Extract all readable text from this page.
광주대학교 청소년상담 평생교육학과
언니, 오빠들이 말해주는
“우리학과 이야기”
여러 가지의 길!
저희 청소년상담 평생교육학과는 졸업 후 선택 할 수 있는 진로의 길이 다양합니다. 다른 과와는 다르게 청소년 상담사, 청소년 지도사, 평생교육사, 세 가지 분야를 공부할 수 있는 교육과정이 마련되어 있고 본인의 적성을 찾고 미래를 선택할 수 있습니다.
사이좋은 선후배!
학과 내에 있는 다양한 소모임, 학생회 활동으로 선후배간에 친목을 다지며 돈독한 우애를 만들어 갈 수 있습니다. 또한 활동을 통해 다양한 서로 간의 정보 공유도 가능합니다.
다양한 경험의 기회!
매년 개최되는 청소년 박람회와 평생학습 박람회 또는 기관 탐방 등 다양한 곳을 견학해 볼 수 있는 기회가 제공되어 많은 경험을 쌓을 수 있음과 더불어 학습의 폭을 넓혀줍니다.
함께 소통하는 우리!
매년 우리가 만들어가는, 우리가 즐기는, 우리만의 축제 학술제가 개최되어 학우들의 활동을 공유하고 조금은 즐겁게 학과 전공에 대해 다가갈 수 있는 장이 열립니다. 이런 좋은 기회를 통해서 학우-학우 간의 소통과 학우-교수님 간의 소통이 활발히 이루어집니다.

(What to produce)
Extract every record and return it verbatim.

(Answer in full)
Extract all readable text from this page.
광주대학교 청소년상담 평생교육학과
언니, 오빠들이 말해주는
“우리학과 이야기”
여러 가지의 길!
저희 청소년상담 평생교육학과는 졸업 후 선택 할 수 있는 진로의 길이 다양합니다. 다른 과와는 다르게 청소년 상담사, 청소년 지도사, 평생교육사, 세 가지 분야를 공부할 수 있는 교육과정이 마련되어 있고 본인의 적성을 찾고 미래를 선택할 수 있습니다.
사이좋은 선후배!
학과 내에 있는 다양한 소모임, 학생회 활동으로 선후배간에 친목을 다지며 돈독한 우애를 만들어 갈 수 있습니다. 또한 활동을 통해 다양한 서로 간의 정보 공유도 가능합니다.
다양한 경험의 기회!
매년 개최되는 청소년 박람회와 평생학습 박람회 또는 기관 탐방 등 다양한 곳을 견학해 볼 수 있는 기회가 제공되어 많은 경험을 쌓을 수 있음과 더불어 학습의 폭을 넓혀줍니다.
함께 소통하는 우리!
매년 우리가 만들어가는, 우리가 즐기는, 우리만의 축제 학술제가 개최되어 학우들의 활동을 공유하고 조금은 즐겁게 학과 전공에 대해 다가갈 수 있는 장이 열립니다. 이런 좋은 기회를 통해서 학우-학우 간의 소통과 학우-교수님 간의 소통이 활발히 이루어집니다.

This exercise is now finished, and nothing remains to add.